*Written request*
Spot each line that carries the word "label"; copy those lines.

*Data records*
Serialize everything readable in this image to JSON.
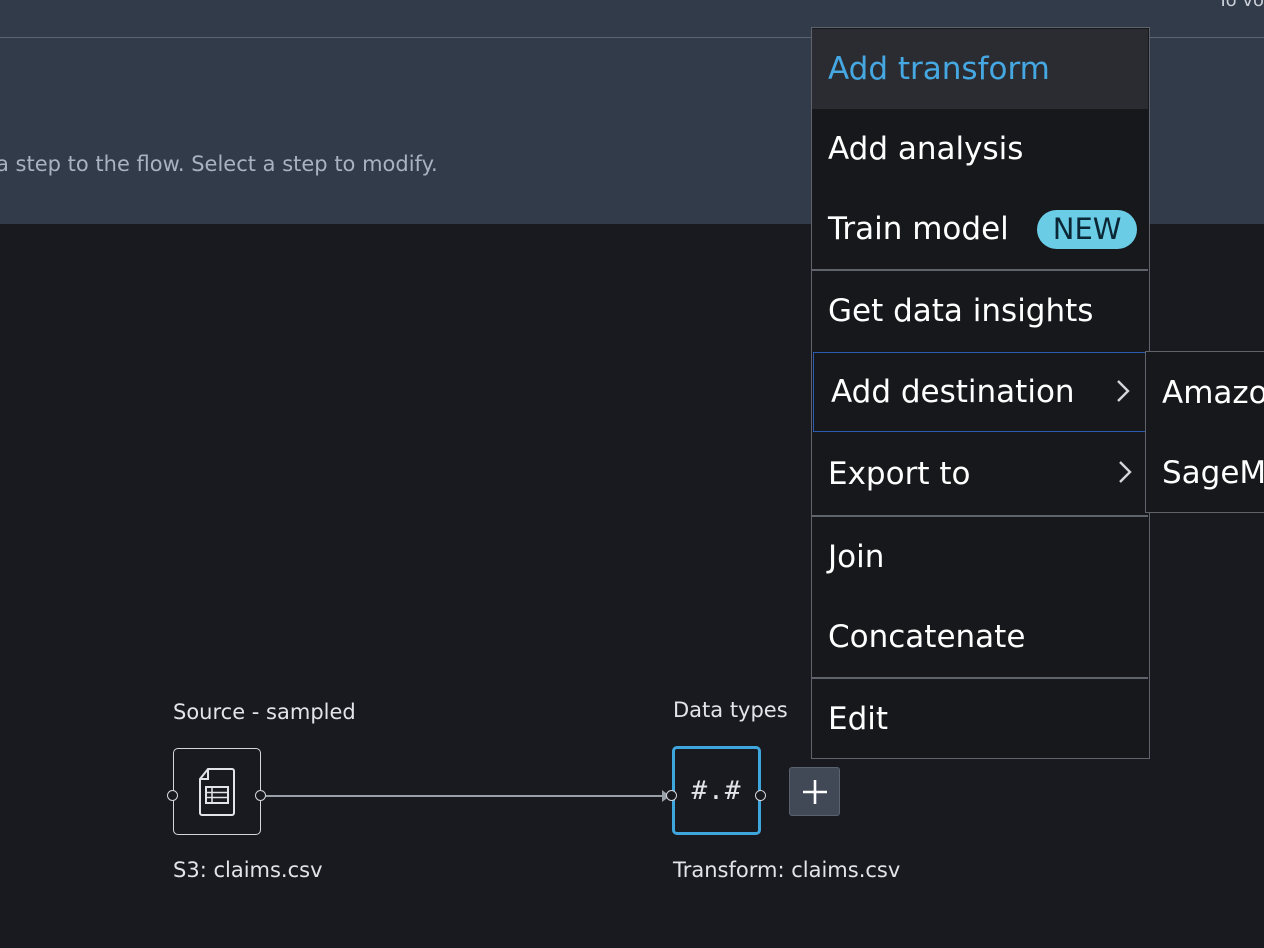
{
  "header": {
    "partial_text": "To vo"
  },
  "info_panel": {
    "hint_text": "a step to the flow. Select a step to modify."
  },
  "flow": {
    "source_node": {
      "label": "Source - sampled",
      "caption": "S3: claims.csv",
      "icon": "csv-file-icon"
    },
    "transform_node": {
      "label": "Data types",
      "caption": "Transform: claims.csv",
      "glyph": "#.#"
    },
    "add_step_icon": "plus-icon"
  },
  "context_menu": {
    "add_transform": "Add transform",
    "add_analysis": "Add analysis",
    "train_model": "Train model",
    "train_model_badge": "NEW",
    "get_data_insights": "Get data insights",
    "add_destination": "Add destination",
    "export_to": "Export to",
    "join": "Join",
    "concatenate": "Concatenate",
    "edit": "Edit"
  },
  "destination_submenu": {
    "items": [
      "Amazo",
      "SageMa"
    ]
  },
  "colors": {
    "accent": "#45a8e3",
    "badge": "#6bcce6",
    "selected_node_border": "#3fa6dd",
    "panel": "#323b4a",
    "canvas": "#191a1f"
  }
}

*Response to this task*
      "label": "Source - sampled",
      "label": "Data types",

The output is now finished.